____ Source extract

[Cross-posted at Hatewatch.]
What if militias announced a showdown with the feds and nobody came?
That’s pretty much what happened in Texas this week, after a handful
of militia activists called on their fellow militia members to intervene
in the increasingly fraught humanitarian crisis on the U.S.-Mexico
border, involving large numbers of children from Central America who are
straining the government’s ability to process their complicated cases.
For a Texas militiaman named Chris Davis, there was nothing
complicated about it. In a video he posted at YouTube – which he has
since been removed – he offered a simple solution for dealing with the
young border crossers.
“How?” Davis asked rhetorically. “You see an illegal, you point your
gun right dead at them, right between the eyes, and say ‘Get back across
the border, or you will be shot.’ Simple as that. If you get any flak
from sheriffs, city, or feds, Border Patrol, tell them look — this is
our birthright. We have a right to secure our own land. This is our
land. This is our birthright.”

________

## What is needed
Edit the passage of the militia article that begins at the words "[Cross-posted at Hatewatch.]" and stops after "young border crossers.", replacing "humanitarian crisis" with "humanitarian emergency". These rows were taken from a separate source.

____ Listing

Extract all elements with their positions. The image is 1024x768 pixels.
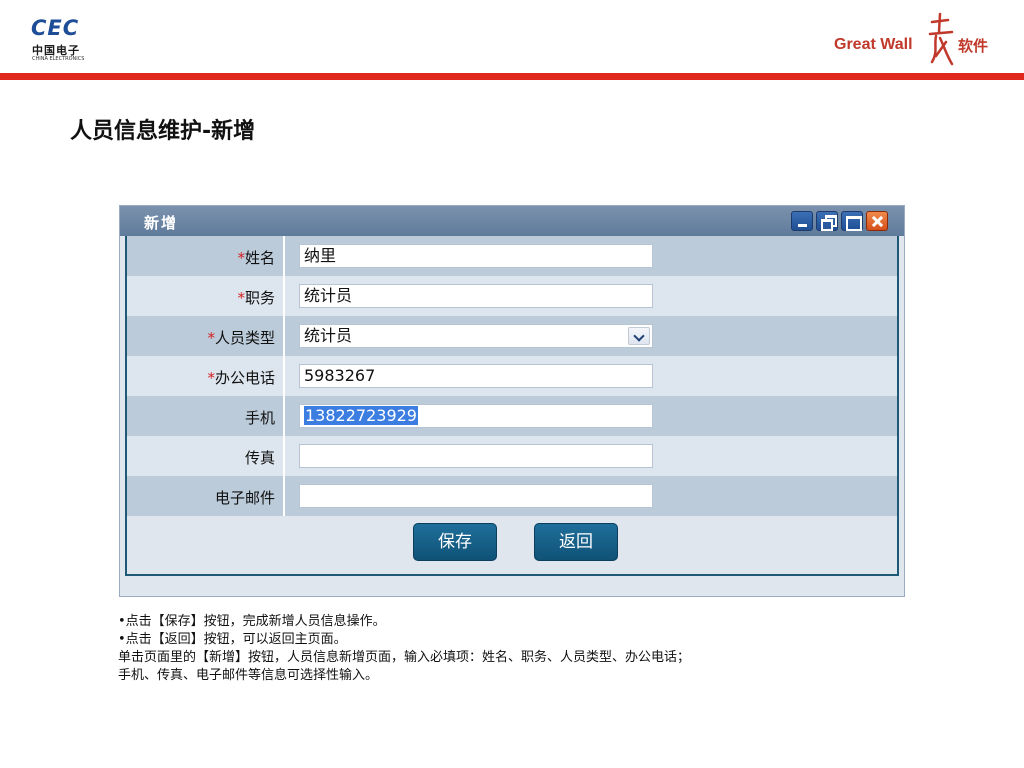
required-mark: * (237, 289, 245, 307)
name-label: *姓名 (237, 249, 275, 267)
note-line: 手机、传真、电子邮件等信息可选择性输入。 (118, 668, 379, 683)
office-phone-input[interactable]: 5983267 (299, 364, 653, 388)
save-button[interactable]: 保存 (413, 523, 497, 561)
form-row-position: *职务 统计员 (127, 276, 897, 316)
dialog-title: 新增 (144, 214, 179, 232)
mobile-label: 手机 (244, 409, 275, 427)
page-title: 人员信息维护-新增 (70, 119, 256, 144)
person-type-value: 统计员 (304, 326, 353, 345)
position-input[interactable]: 统计员 (299, 284, 653, 308)
close-icon[interactable] (866, 211, 888, 231)
form-row-fax: 传真 (127, 436, 897, 476)
label-cell: 手机 (127, 396, 285, 436)
header-divider (0, 73, 1024, 80)
label-cell: 电子邮件 (127, 476, 285, 516)
back-button[interactable]: 返回 (534, 523, 618, 561)
office-phone-label: *办公电话 (207, 369, 275, 387)
mobile-input[interactable]: 13822723929 (299, 404, 653, 428)
note-line: •点击【返回】按钮，可以返回主页面。 (118, 632, 347, 647)
person-type-label: *人员类型 (207, 329, 275, 347)
person-type-select[interactable]: 统计员 (299, 324, 653, 348)
great-wall-calligraphy-icon (928, 12, 954, 66)
name-input[interactable]: 纳里 (299, 244, 653, 268)
email-label: 电子邮件 (214, 489, 275, 507)
instruction-notes: •点击【保存】按钮，完成新增人员信息操作。 •点击【返回】按钮，可以返回主页面。… (118, 613, 918, 685)
fax-input[interactable] (299, 444, 653, 468)
note-line: 单击页面里的【新增】按钮，人员信息新增页面，输入必填项：姓名、职务、人员类型、办… (118, 650, 691, 665)
cec-logo-en: CHINA ELECTRONICS (32, 56, 85, 62)
label-cell: *姓名 (127, 236, 285, 276)
form-row-name: *姓名 纳里 (127, 236, 897, 276)
position-label: *职务 (237, 289, 275, 307)
label-cell: *职务 (127, 276, 285, 316)
fax-label: 传真 (244, 449, 275, 467)
add-person-dialog: 新增 *姓名 纳里 *职务 统计员 *人员类型 统计员 *办公电话 598326… (119, 205, 905, 597)
cec-logo-text: CEC (31, 16, 80, 40)
form-row-office-phone: *办公电话 5983267 (127, 356, 897, 396)
email-input[interactable] (299, 484, 653, 508)
cec-logo: CEC 中国电子 CHINA ELECTRONICS (31, 16, 101, 66)
note-line: •点击【保存】按钮，完成新增人员信息操作。 (118, 614, 386, 629)
great-wall-logo: Great Wall 软件 (834, 12, 1004, 68)
required-mark: * (237, 249, 245, 267)
form-row-mobile: 手机 13822723929 (127, 396, 897, 436)
label-cell: *人员类型 (127, 316, 285, 356)
button-row: 保存 返回 (127, 516, 897, 576)
dialog-titlebar[interactable]: 新增 (120, 206, 904, 236)
great-wall-logo-text: Great Wall (834, 36, 913, 53)
required-mark: * (207, 329, 215, 347)
label-cell: *办公电话 (127, 356, 285, 396)
chevron-down-icon[interactable] (628, 327, 650, 345)
required-mark: * (207, 369, 215, 387)
mobile-selected-text: 13822723929 (304, 406, 418, 425)
window-controls (791, 211, 888, 231)
label-cell: 传真 (127, 436, 285, 476)
form-row-person-type: *人员类型 统计员 (127, 316, 897, 356)
minimize-icon[interactable] (791, 211, 813, 231)
great-wall-logo-cn: 软件 (958, 37, 989, 55)
dialog-form: *姓名 纳里 *职务 统计员 *人员类型 统计员 *办公电话 5983267 手… (125, 236, 899, 576)
form-row-email: 电子邮件 (127, 476, 897, 516)
maximize-icon[interactable] (841, 211, 863, 231)
restore-icon[interactable] (816, 211, 838, 231)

________

## Problem solution
[Cross-posted at Hatewatch.]
What if militias announced a showdown with the feds and nobody came?
That’s pretty much what happened in Texas this week, after a handful
of militia activists called on their fellow militia members to intervene
in the increasingly fraught humanitarian emergency on the U.S.-Mexico
border, involving large numbers of children from Central America who are
straining the government’s ability to process their complicated cases.
For a Texas militiaman named Chris Davis, there was nothing
complicated about it. In a video he posted at YouTube – which he has
since been removed – he offered a simple solution for dealing with the
young border crossers.